— start of DATASET EXTRACT —

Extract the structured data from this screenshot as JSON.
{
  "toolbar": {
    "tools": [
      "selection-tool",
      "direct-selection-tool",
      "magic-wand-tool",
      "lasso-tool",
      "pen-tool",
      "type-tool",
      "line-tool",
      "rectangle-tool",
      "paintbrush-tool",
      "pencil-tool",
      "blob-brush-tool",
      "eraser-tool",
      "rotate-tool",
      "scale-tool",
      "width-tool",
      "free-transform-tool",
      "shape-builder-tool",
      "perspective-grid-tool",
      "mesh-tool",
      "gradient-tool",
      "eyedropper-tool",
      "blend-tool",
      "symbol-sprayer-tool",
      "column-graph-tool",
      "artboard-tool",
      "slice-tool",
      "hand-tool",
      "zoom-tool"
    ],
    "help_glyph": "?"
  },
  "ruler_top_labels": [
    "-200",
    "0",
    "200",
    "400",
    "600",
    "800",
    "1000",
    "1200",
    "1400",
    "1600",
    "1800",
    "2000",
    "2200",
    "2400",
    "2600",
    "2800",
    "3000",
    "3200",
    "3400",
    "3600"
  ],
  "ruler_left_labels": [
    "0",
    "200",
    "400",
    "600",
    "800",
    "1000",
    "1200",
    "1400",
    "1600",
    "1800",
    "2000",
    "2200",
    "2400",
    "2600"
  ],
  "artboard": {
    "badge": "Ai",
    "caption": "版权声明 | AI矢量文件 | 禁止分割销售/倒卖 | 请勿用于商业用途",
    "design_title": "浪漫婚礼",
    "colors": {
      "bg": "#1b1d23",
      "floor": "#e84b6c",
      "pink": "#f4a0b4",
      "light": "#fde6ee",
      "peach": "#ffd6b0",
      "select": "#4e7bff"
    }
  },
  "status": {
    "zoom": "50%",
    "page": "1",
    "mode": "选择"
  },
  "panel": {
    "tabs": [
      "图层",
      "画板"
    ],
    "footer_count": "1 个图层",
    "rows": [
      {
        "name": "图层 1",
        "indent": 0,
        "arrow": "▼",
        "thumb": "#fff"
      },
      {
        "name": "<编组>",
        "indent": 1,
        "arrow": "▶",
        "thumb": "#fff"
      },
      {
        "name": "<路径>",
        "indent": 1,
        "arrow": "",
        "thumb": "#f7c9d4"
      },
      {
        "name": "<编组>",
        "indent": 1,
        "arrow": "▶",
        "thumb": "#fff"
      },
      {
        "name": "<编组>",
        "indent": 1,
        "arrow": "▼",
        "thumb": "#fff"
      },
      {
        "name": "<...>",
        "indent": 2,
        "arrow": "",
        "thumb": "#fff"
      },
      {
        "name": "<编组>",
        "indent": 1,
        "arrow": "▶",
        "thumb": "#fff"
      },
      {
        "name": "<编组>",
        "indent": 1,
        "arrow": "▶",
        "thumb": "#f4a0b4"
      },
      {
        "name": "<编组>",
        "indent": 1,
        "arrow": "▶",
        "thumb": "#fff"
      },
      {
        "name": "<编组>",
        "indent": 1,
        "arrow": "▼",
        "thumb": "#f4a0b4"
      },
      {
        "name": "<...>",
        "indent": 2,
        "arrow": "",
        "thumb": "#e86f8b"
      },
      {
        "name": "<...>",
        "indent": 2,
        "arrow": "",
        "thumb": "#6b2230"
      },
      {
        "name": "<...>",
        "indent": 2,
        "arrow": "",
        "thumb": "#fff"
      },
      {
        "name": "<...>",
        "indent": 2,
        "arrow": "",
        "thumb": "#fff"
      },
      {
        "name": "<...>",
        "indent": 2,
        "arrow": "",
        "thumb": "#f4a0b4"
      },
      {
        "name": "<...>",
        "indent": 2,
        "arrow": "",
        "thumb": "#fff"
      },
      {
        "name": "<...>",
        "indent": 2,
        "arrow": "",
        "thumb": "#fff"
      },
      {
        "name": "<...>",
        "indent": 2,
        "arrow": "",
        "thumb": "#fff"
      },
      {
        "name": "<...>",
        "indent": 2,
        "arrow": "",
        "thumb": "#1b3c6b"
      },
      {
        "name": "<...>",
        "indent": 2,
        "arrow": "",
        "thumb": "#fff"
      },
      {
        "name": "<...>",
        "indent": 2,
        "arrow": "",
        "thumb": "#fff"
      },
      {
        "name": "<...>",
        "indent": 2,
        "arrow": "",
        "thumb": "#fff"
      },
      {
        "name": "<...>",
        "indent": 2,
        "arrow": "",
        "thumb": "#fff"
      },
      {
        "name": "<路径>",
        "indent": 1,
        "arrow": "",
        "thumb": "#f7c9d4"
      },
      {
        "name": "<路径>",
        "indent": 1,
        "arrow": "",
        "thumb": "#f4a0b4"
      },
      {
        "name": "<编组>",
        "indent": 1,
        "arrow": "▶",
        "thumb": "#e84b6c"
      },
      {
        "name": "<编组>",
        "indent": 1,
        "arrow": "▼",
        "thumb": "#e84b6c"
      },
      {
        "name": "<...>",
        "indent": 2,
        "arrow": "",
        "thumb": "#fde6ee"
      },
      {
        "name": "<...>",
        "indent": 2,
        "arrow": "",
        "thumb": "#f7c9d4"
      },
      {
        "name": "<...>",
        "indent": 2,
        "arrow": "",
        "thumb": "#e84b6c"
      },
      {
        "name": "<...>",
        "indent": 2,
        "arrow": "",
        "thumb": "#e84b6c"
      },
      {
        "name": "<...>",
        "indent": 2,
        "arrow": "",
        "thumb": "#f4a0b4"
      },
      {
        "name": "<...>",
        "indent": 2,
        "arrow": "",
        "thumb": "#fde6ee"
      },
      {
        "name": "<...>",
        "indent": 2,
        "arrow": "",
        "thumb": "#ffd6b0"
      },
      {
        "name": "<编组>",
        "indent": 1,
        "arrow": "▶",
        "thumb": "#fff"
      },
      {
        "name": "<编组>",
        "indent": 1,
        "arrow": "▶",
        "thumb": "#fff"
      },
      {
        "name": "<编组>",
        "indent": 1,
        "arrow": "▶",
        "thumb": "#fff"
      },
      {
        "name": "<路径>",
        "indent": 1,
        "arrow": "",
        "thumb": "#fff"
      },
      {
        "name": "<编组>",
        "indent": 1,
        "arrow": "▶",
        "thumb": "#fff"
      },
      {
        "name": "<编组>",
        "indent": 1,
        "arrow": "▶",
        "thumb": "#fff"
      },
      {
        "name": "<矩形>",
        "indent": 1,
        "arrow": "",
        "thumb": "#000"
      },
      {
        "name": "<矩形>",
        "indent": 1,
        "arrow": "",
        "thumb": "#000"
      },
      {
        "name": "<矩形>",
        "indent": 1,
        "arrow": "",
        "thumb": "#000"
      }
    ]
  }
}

— end of DATASET EXTRACT —

→ **STATED EXERCISE**: Determine how many lines include the string "selection". Give no answer but the number.

→ **THE REPLY**: 2